Records about charts and figures
====

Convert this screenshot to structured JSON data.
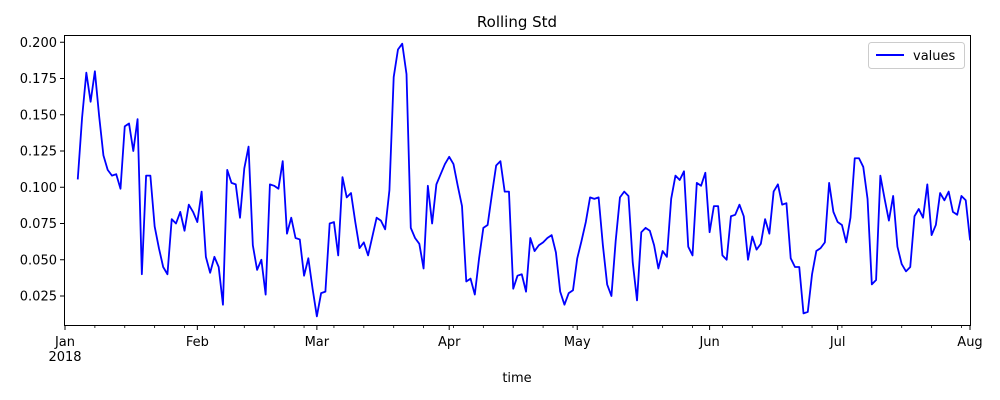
{
  "chart_data": {
    "type": "line",
    "title": "Rolling Std",
    "xlabel": "time",
    "ylabel": "",
    "xlim": [
      "2018-01-01",
      "2018-08-01"
    ],
    "ylim": [
      0.005,
      0.205
    ],
    "grid": false,
    "legend_position": "top-right",
    "y_ticks": [
      0.025,
      0.05,
      0.075,
      0.1,
      0.125,
      0.15,
      0.175,
      0.2
    ],
    "y_tick_labels": [
      "0.025",
      "0.050",
      "0.075",
      "0.100",
      "0.125",
      "0.150",
      "0.175",
      "0.200"
    ],
    "x_major_ticks": [
      {
        "date": "2018-01-01",
        "label": "Jan",
        "sublabel": "2018"
      },
      {
        "date": "2018-02-01",
        "label": "Feb",
        "sublabel": ""
      },
      {
        "date": "2018-03-01",
        "label": "Mar",
        "sublabel": ""
      },
      {
        "date": "2018-04-01",
        "label": "Apr",
        "sublabel": ""
      },
      {
        "date": "2018-05-01",
        "label": "May",
        "sublabel": ""
      },
      {
        "date": "2018-06-01",
        "label": "Jun",
        "sublabel": ""
      },
      {
        "date": "2018-07-01",
        "label": "Jul",
        "sublabel": ""
      },
      {
        "date": "2018-08-01",
        "label": "Aug",
        "sublabel": ""
      }
    ],
    "x_minor_ticks": [
      "2018-01-08",
      "2018-01-15",
      "2018-01-22",
      "2018-01-29",
      "2018-02-05",
      "2018-02-12",
      "2018-02-19",
      "2018-02-26",
      "2018-03-05",
      "2018-03-12",
      "2018-03-19",
      "2018-03-26",
      "2018-04-02",
      "2018-04-09",
      "2018-04-16",
      "2018-04-23",
      "2018-04-30",
      "2018-05-07",
      "2018-05-14",
      "2018-05-21",
      "2018-05-28",
      "2018-06-04",
      "2018-06-11",
      "2018-06-18",
      "2018-06-25",
      "2018-07-02",
      "2018-07-09",
      "2018-07-16",
      "2018-07-23",
      "2018-07-30"
    ],
    "series": [
      {
        "name": "values",
        "color": "#0000ff",
        "points": [
          [
            "2018-01-04",
            0.106
          ],
          [
            "2018-01-05",
            0.148
          ],
          [
            "2018-01-06",
            0.179
          ],
          [
            "2018-01-07",
            0.159
          ],
          [
            "2018-01-08",
            0.18
          ],
          [
            "2018-01-09",
            0.149
          ],
          [
            "2018-01-10",
            0.122
          ],
          [
            "2018-01-11",
            0.112
          ],
          [
            "2018-01-12",
            0.108
          ],
          [
            "2018-01-13",
            0.109
          ],
          [
            "2018-01-14",
            0.099
          ],
          [
            "2018-01-15",
            0.142
          ],
          [
            "2018-01-16",
            0.144
          ],
          [
            "2018-01-17",
            0.125
          ],
          [
            "2018-01-18",
            0.147
          ],
          [
            "2018-01-19",
            0.04
          ],
          [
            "2018-01-20",
            0.108
          ],
          [
            "2018-01-21",
            0.108
          ],
          [
            "2018-01-22",
            0.073
          ],
          [
            "2018-01-23",
            0.058
          ],
          [
            "2018-01-24",
            0.045
          ],
          [
            "2018-01-25",
            0.04
          ],
          [
            "2018-01-26",
            0.078
          ],
          [
            "2018-01-27",
            0.075
          ],
          [
            "2018-01-28",
            0.083
          ],
          [
            "2018-01-29",
            0.07
          ],
          [
            "2018-01-30",
            0.088
          ],
          [
            "2018-01-31",
            0.083
          ],
          [
            "2018-02-01",
            0.076
          ],
          [
            "2018-02-02",
            0.097
          ],
          [
            "2018-02-03",
            0.052
          ],
          [
            "2018-02-04",
            0.041
          ],
          [
            "2018-02-05",
            0.052
          ],
          [
            "2018-02-06",
            0.045
          ],
          [
            "2018-02-07",
            0.019
          ],
          [
            "2018-02-08",
            0.112
          ],
          [
            "2018-02-09",
            0.103
          ],
          [
            "2018-02-10",
            0.102
          ],
          [
            "2018-02-11",
            0.079
          ],
          [
            "2018-02-12",
            0.113
          ],
          [
            "2018-02-13",
            0.128
          ],
          [
            "2018-02-14",
            0.06
          ],
          [
            "2018-02-15",
            0.043
          ],
          [
            "2018-02-16",
            0.05
          ],
          [
            "2018-02-17",
            0.026
          ],
          [
            "2018-02-18",
            0.102
          ],
          [
            "2018-02-19",
            0.101
          ],
          [
            "2018-02-20",
            0.099
          ],
          [
            "2018-02-21",
            0.118
          ],
          [
            "2018-02-22",
            0.068
          ],
          [
            "2018-02-23",
            0.079
          ],
          [
            "2018-02-24",
            0.065
          ],
          [
            "2018-02-25",
            0.064
          ],
          [
            "2018-02-26",
            0.039
          ],
          [
            "2018-02-27",
            0.051
          ],
          [
            "2018-02-28",
            0.03
          ],
          [
            "2018-03-01",
            0.011
          ],
          [
            "2018-03-02",
            0.027
          ],
          [
            "2018-03-03",
            0.028
          ],
          [
            "2018-03-04",
            0.075
          ],
          [
            "2018-03-05",
            0.076
          ],
          [
            "2018-03-06",
            0.053
          ],
          [
            "2018-03-07",
            0.107
          ],
          [
            "2018-03-08",
            0.093
          ],
          [
            "2018-03-09",
            0.096
          ],
          [
            "2018-03-10",
            0.076
          ],
          [
            "2018-03-11",
            0.058
          ],
          [
            "2018-03-12",
            0.062
          ],
          [
            "2018-03-13",
            0.053
          ],
          [
            "2018-03-14",
            0.066
          ],
          [
            "2018-03-15",
            0.079
          ],
          [
            "2018-03-16",
            0.077
          ],
          [
            "2018-03-17",
            0.071
          ],
          [
            "2018-03-18",
            0.098
          ],
          [
            "2018-03-19",
            0.176
          ],
          [
            "2018-03-20",
            0.195
          ],
          [
            "2018-03-21",
            0.199
          ],
          [
            "2018-03-22",
            0.178
          ],
          [
            "2018-03-23",
            0.072
          ],
          [
            "2018-03-24",
            0.065
          ],
          [
            "2018-03-25",
            0.061
          ],
          [
            "2018-03-26",
            0.044
          ],
          [
            "2018-03-27",
            0.101
          ],
          [
            "2018-03-28",
            0.075
          ],
          [
            "2018-03-29",
            0.102
          ],
          [
            "2018-03-30",
            0.109
          ],
          [
            "2018-03-31",
            0.116
          ],
          [
            "2018-04-01",
            0.121
          ],
          [
            "2018-04-02",
            0.116
          ],
          [
            "2018-04-03",
            0.101
          ],
          [
            "2018-04-04",
            0.087
          ],
          [
            "2018-04-05",
            0.035
          ],
          [
            "2018-04-06",
            0.037
          ],
          [
            "2018-04-07",
            0.026
          ],
          [
            "2018-04-08",
            0.051
          ],
          [
            "2018-04-09",
            0.072
          ],
          [
            "2018-04-10",
            0.074
          ],
          [
            "2018-04-11",
            0.095
          ],
          [
            "2018-04-12",
            0.115
          ],
          [
            "2018-04-13",
            0.118
          ],
          [
            "2018-04-14",
            0.097
          ],
          [
            "2018-04-15",
            0.097
          ],
          [
            "2018-04-16",
            0.03
          ],
          [
            "2018-04-17",
            0.039
          ],
          [
            "2018-04-18",
            0.04
          ],
          [
            "2018-04-19",
            0.028
          ],
          [
            "2018-04-20",
            0.065
          ],
          [
            "2018-04-21",
            0.056
          ],
          [
            "2018-04-22",
            0.06
          ],
          [
            "2018-04-23",
            0.062
          ],
          [
            "2018-04-24",
            0.065
          ],
          [
            "2018-04-25",
            0.067
          ],
          [
            "2018-04-26",
            0.055
          ],
          [
            "2018-04-27",
            0.028
          ],
          [
            "2018-04-28",
            0.019
          ],
          [
            "2018-04-29",
            0.027
          ],
          [
            "2018-04-30",
            0.029
          ],
          [
            "2018-05-01",
            0.051
          ],
          [
            "2018-05-02",
            0.063
          ],
          [
            "2018-05-03",
            0.076
          ],
          [
            "2018-05-04",
            0.093
          ],
          [
            "2018-05-05",
            0.092
          ],
          [
            "2018-05-06",
            0.093
          ],
          [
            "2018-05-07",
            0.06
          ],
          [
            "2018-05-08",
            0.033
          ],
          [
            "2018-05-09",
            0.025
          ],
          [
            "2018-05-10",
            0.063
          ],
          [
            "2018-05-11",
            0.093
          ],
          [
            "2018-05-12",
            0.097
          ],
          [
            "2018-05-13",
            0.094
          ],
          [
            "2018-05-14",
            0.048
          ],
          [
            "2018-05-15",
            0.022
          ],
          [
            "2018-05-16",
            0.069
          ],
          [
            "2018-05-17",
            0.072
          ],
          [
            "2018-05-18",
            0.07
          ],
          [
            "2018-05-19",
            0.06
          ],
          [
            "2018-05-20",
            0.044
          ],
          [
            "2018-05-21",
            0.056
          ],
          [
            "2018-05-22",
            0.052
          ],
          [
            "2018-05-23",
            0.092
          ],
          [
            "2018-05-24",
            0.108
          ],
          [
            "2018-05-25",
            0.105
          ],
          [
            "2018-05-26",
            0.111
          ],
          [
            "2018-05-27",
            0.059
          ],
          [
            "2018-05-28",
            0.053
          ],
          [
            "2018-05-29",
            0.103
          ],
          [
            "2018-05-30",
            0.101
          ],
          [
            "2018-05-31",
            0.11
          ],
          [
            "2018-06-01",
            0.069
          ],
          [
            "2018-06-02",
            0.087
          ],
          [
            "2018-06-03",
            0.087
          ],
          [
            "2018-06-04",
            0.053
          ],
          [
            "2018-06-05",
            0.05
          ],
          [
            "2018-06-06",
            0.08
          ],
          [
            "2018-06-07",
            0.081
          ],
          [
            "2018-06-08",
            0.088
          ],
          [
            "2018-06-09",
            0.08
          ],
          [
            "2018-06-10",
            0.05
          ],
          [
            "2018-06-11",
            0.066
          ],
          [
            "2018-06-12",
            0.057
          ],
          [
            "2018-06-13",
            0.061
          ],
          [
            "2018-06-14",
            0.078
          ],
          [
            "2018-06-15",
            0.068
          ],
          [
            "2018-06-16",
            0.097
          ],
          [
            "2018-06-17",
            0.102
          ],
          [
            "2018-06-18",
            0.088
          ],
          [
            "2018-06-19",
            0.089
          ],
          [
            "2018-06-20",
            0.051
          ],
          [
            "2018-06-21",
            0.045
          ],
          [
            "2018-06-22",
            0.045
          ],
          [
            "2018-06-23",
            0.013
          ],
          [
            "2018-06-24",
            0.014
          ],
          [
            "2018-06-25",
            0.04
          ],
          [
            "2018-06-26",
            0.056
          ],
          [
            "2018-06-27",
            0.058
          ],
          [
            "2018-06-28",
            0.062
          ],
          [
            "2018-06-29",
            0.103
          ],
          [
            "2018-06-30",
            0.083
          ],
          [
            "2018-07-01",
            0.076
          ],
          [
            "2018-07-02",
            0.074
          ],
          [
            "2018-07-03",
            0.062
          ],
          [
            "2018-07-04",
            0.079
          ],
          [
            "2018-07-05",
            0.12
          ],
          [
            "2018-07-06",
            0.12
          ],
          [
            "2018-07-07",
            0.114
          ],
          [
            "2018-07-08",
            0.092
          ],
          [
            "2018-07-09",
            0.033
          ],
          [
            "2018-07-10",
            0.036
          ],
          [
            "2018-07-11",
            0.108
          ],
          [
            "2018-07-12",
            0.092
          ],
          [
            "2018-07-13",
            0.077
          ],
          [
            "2018-07-14",
            0.094
          ],
          [
            "2018-07-15",
            0.059
          ],
          [
            "2018-07-16",
            0.047
          ],
          [
            "2018-07-17",
            0.042
          ],
          [
            "2018-07-18",
            0.045
          ],
          [
            "2018-07-19",
            0.08
          ],
          [
            "2018-07-20",
            0.085
          ],
          [
            "2018-07-21",
            0.079
          ],
          [
            "2018-07-22",
            0.102
          ],
          [
            "2018-07-23",
            0.067
          ],
          [
            "2018-07-24",
            0.074
          ],
          [
            "2018-07-25",
            0.096
          ],
          [
            "2018-07-26",
            0.091
          ],
          [
            "2018-07-27",
            0.097
          ],
          [
            "2018-07-28",
            0.083
          ],
          [
            "2018-07-29",
            0.081
          ],
          [
            "2018-07-30",
            0.094
          ],
          [
            "2018-07-31",
            0.091
          ],
          [
            "2018-08-01",
            0.064
          ]
        ]
      }
    ]
  }
}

====

§ **Exercise objective**: Tally the lines that hold the string "date" and state the total, nothing more.

§ **Task output**: 8